● **GIVEN INFORMATION**:
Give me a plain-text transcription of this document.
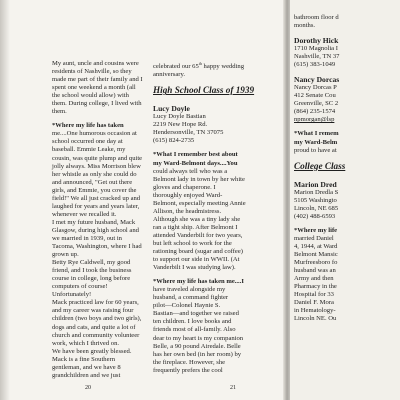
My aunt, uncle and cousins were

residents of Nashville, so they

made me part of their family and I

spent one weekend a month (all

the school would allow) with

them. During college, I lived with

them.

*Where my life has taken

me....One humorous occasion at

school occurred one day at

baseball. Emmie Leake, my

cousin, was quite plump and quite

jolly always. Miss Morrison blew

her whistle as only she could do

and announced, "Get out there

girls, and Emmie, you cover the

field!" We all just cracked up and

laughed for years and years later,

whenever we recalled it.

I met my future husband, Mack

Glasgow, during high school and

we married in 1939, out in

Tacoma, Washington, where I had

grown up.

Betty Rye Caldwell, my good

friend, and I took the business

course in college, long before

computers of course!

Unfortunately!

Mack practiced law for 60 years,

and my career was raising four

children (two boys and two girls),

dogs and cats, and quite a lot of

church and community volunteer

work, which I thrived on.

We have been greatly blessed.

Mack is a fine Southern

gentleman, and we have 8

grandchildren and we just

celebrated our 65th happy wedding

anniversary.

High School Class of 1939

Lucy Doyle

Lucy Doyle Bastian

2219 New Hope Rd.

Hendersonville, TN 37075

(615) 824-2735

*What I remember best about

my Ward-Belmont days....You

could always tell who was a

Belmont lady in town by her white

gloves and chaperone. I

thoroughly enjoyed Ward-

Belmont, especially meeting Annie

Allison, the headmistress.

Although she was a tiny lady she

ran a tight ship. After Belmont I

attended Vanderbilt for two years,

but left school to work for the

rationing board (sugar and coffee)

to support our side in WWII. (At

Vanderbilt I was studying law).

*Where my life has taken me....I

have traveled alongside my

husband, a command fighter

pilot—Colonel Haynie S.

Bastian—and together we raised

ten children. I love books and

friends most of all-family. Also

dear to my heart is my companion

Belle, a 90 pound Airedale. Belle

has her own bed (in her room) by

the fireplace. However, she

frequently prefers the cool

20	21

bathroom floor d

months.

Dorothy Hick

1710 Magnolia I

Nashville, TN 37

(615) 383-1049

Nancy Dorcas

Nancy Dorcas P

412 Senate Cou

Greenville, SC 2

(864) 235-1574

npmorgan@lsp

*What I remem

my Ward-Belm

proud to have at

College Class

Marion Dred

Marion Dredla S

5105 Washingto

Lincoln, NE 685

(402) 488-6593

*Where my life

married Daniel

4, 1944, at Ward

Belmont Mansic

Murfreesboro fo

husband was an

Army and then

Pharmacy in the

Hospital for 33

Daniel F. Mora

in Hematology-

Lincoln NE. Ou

...

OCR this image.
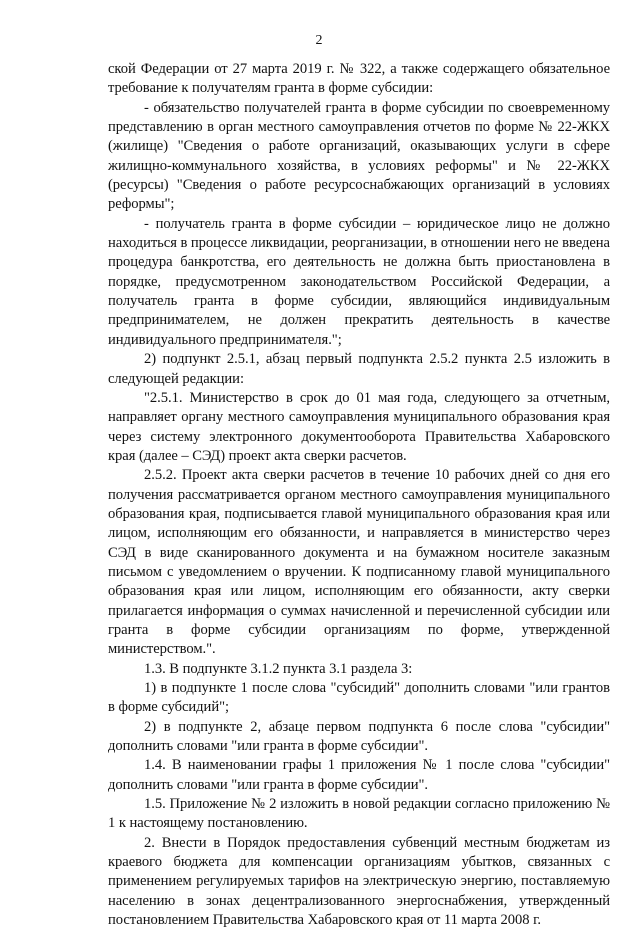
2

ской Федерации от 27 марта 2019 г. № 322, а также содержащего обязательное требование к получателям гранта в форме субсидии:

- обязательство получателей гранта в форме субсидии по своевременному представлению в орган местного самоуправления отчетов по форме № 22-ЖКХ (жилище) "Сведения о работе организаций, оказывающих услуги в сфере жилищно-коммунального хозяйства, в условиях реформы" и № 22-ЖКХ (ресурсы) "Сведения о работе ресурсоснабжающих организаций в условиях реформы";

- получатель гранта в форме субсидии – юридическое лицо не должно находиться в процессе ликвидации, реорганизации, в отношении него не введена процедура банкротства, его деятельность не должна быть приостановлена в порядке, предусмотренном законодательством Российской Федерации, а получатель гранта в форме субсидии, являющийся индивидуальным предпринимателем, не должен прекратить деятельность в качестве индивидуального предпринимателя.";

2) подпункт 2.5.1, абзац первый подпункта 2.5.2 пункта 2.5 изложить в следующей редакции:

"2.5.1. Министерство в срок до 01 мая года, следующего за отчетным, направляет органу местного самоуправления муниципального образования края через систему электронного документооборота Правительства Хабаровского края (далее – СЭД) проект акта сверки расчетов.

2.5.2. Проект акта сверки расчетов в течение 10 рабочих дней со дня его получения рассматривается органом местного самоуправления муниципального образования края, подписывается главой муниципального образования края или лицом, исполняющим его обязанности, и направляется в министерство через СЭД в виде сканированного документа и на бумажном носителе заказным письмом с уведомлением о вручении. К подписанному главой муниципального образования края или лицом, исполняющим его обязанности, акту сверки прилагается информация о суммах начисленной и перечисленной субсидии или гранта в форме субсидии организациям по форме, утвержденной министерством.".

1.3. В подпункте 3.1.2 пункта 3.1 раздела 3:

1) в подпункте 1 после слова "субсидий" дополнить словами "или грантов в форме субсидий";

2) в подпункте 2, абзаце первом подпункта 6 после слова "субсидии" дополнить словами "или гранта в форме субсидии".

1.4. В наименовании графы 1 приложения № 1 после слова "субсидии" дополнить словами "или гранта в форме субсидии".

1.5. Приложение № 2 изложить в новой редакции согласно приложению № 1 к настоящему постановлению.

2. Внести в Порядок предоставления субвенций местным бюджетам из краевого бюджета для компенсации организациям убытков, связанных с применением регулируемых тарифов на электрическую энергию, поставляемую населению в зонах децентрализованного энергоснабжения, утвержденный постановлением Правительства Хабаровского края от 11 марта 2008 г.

* * *

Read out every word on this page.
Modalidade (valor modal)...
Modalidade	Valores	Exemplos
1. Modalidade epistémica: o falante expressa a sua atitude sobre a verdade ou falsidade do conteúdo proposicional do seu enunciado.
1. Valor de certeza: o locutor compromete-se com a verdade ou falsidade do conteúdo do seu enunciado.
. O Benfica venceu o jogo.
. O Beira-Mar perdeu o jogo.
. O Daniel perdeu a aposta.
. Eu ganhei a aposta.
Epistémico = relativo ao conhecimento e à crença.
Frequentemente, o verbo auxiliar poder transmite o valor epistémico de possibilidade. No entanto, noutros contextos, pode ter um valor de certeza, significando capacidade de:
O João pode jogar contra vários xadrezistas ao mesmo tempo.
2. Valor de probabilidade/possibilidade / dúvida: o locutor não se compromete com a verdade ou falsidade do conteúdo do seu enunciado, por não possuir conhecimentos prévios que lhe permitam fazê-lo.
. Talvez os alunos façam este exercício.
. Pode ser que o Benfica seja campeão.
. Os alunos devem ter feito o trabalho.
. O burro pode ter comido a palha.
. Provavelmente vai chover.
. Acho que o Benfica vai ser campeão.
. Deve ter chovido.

● **WRITTEN TASK**: Select every line in the material above where the string "подпункта" occurs, and copy it.

● **CORRECT RESULT**:
2) подпункт 2.5.1, абзац первый подпункта 2.5.2 пункта 2.5 изложить в следующей редакции:
2) в подпункте 2, абзаце первом подпункта 6 после слова "субсидии" дополнить словами "или гранта в форме субсидии".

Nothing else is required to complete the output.